[Data tied to figure images]
"""

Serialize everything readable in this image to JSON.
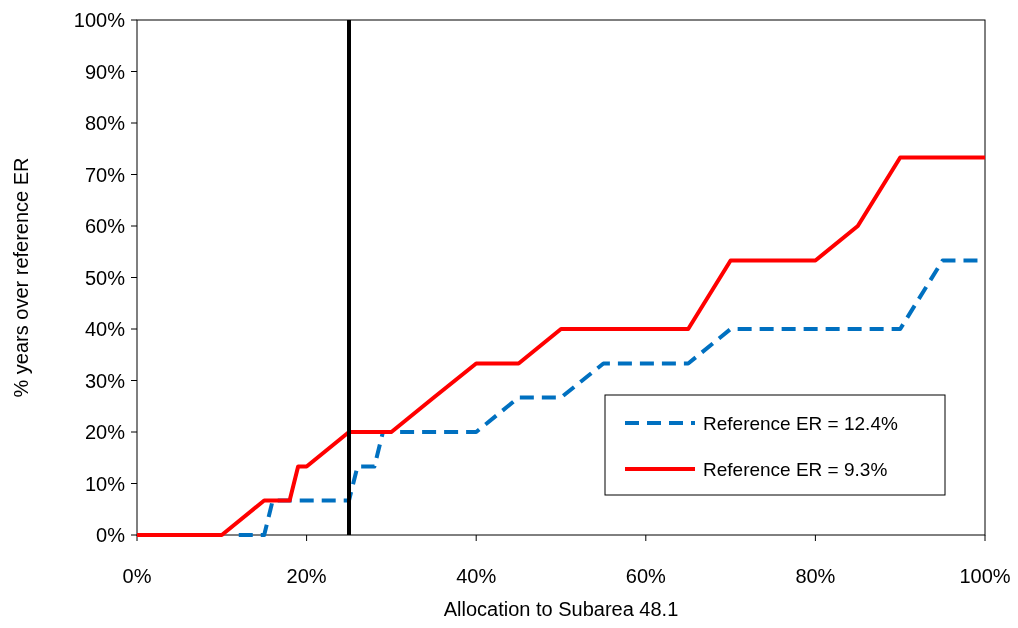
{
  "chart_data": {
    "type": "line",
    "xlabel": "Allocation to Subarea 48.1",
    "ylabel": "% years over reference ER",
    "xlim": [
      0,
      100
    ],
    "ylim": [
      0,
      100
    ],
    "xticks": [
      {
        "value": 0,
        "label": "0%"
      },
      {
        "value": 20,
        "label": "20%"
      },
      {
        "value": 40,
        "label": "40%"
      },
      {
        "value": 60,
        "label": "60%"
      },
      {
        "value": 80,
        "label": "80%"
      },
      {
        "value": 100,
        "label": "100%"
      }
    ],
    "yticks": [
      {
        "value": 0,
        "label": "0%"
      },
      {
        "value": 10,
        "label": "10%"
      },
      {
        "value": 20,
        "label": "20%"
      },
      {
        "value": 30,
        "label": "30%"
      },
      {
        "value": 40,
        "label": "40%"
      },
      {
        "value": 50,
        "label": "50%"
      },
      {
        "value": 60,
        "label": "60%"
      },
      {
        "value": 70,
        "label": "70%"
      },
      {
        "value": 80,
        "label": "80%"
      },
      {
        "value": 90,
        "label": "90%"
      },
      {
        "value": 100,
        "label": "100%"
      }
    ],
    "grid": false,
    "legend": "bottom right",
    "series": [
      {
        "name": "Reference ER = 12.4%",
        "color": "#0070c0",
        "line_style": "dashed",
        "x": [
          12,
          15,
          16,
          25,
          26,
          28,
          29,
          40,
          45,
          50,
          55,
          65,
          70,
          90,
          95,
          100
        ],
        "values": [
          0,
          0,
          6.7,
          6.7,
          13.3,
          13.3,
          20,
          20,
          26.7,
          26.7,
          33.3,
          33.3,
          40,
          40,
          53.3,
          53.3
        ]
      },
      {
        "name": "Reference ER = 9.3%",
        "color": "#ff0000",
        "line_style": "solid",
        "x": [
          0,
          10,
          15,
          18,
          19,
          20,
          25,
          30,
          35,
          40,
          45,
          50,
          65,
          70,
          80,
          85,
          90,
          100
        ],
        "values": [
          0,
          0,
          6.7,
          6.7,
          13.3,
          13.3,
          20,
          20,
          26.7,
          33.3,
          33.3,
          40,
          40,
          53.3,
          53.3,
          60,
          73.3,
          73.3
        ]
      }
    ],
    "ref_lines": [
      {
        "axis": "x",
        "value": 25,
        "color": "#000000"
      }
    ]
  }
}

"""

--- WHAT IS REQUIRED ---
Reproduce every record word for word. The copy must contain no pictures.

--- COMPLETE OUTPUT ---
Serialize everything readable in this image to JSON.
{
  "chart_data": {
    "type": "line",
    "xlabel": "Allocation to Subarea 48.1",
    "ylabel": "% years over reference ER",
    "xlim": [
      0,
      100
    ],
    "ylim": [
      0,
      100
    ],
    "xticks": [
      {
        "value": 0,
        "label": "0%"
      },
      {
        "value": 20,
        "label": "20%"
      },
      {
        "value": 40,
        "label": "40%"
      },
      {
        "value": 60,
        "label": "60%"
      },
      {
        "value": 80,
        "label": "80%"
      },
      {
        "value": 100,
        "label": "100%"
      }
    ],
    "yticks": [
      {
        "value": 0,
        "label": "0%"
      },
      {
        "value": 10,
        "label": "10%"
      },
      {
        "value": 20,
        "label": "20%"
      },
      {
        "value": 30,
        "label": "30%"
      },
      {
        "value": 40,
        "label": "40%"
      },
      {
        "value": 50,
        "label": "50%"
      },
      {
        "value": 60,
        "label": "60%"
      },
      {
        "value": 70,
        "label": "70%"
      },
      {
        "value": 80,
        "label": "80%"
      },
      {
        "value": 90,
        "label": "90%"
      },
      {
        "value": 100,
        "label": "100%"
      }
    ],
    "grid": false,
    "legend": "bottom right",
    "series": [
      {
        "name": "Reference ER = 12.4%",
        "color": "#0070c0",
        "line_style": "dashed",
        "x": [
          12,
          15,
          16,
          25,
          26,
          28,
          29,
          40,
          45,
          50,
          55,
          65,
          70,
          90,
          95,
          100
        ],
        "values": [
          0,
          0,
          6.7,
          6.7,
          13.3,
          13.3,
          20,
          20,
          26.7,
          26.7,
          33.3,
          33.3,
          40,
          40,
          53.3,
          53.3
        ]
      },
      {
        "name": "Reference ER = 9.3%",
        "color": "#ff0000",
        "line_style": "solid",
        "x": [
          0,
          10,
          15,
          18,
          19,
          20,
          25,
          30,
          35,
          40,
          45,
          50,
          65,
          70,
          80,
          85,
          90,
          100
        ],
        "values": [
          0,
          0,
          6.7,
          6.7,
          13.3,
          13.3,
          20,
          20,
          26.7,
          33.3,
          33.3,
          40,
          40,
          53.3,
          53.3,
          60,
          73.3,
          73.3
        ]
      }
    ],
    "ref_lines": [
      {
        "axis": "x",
        "value": 25,
        "color": "#000000"
      }
    ]
  }
}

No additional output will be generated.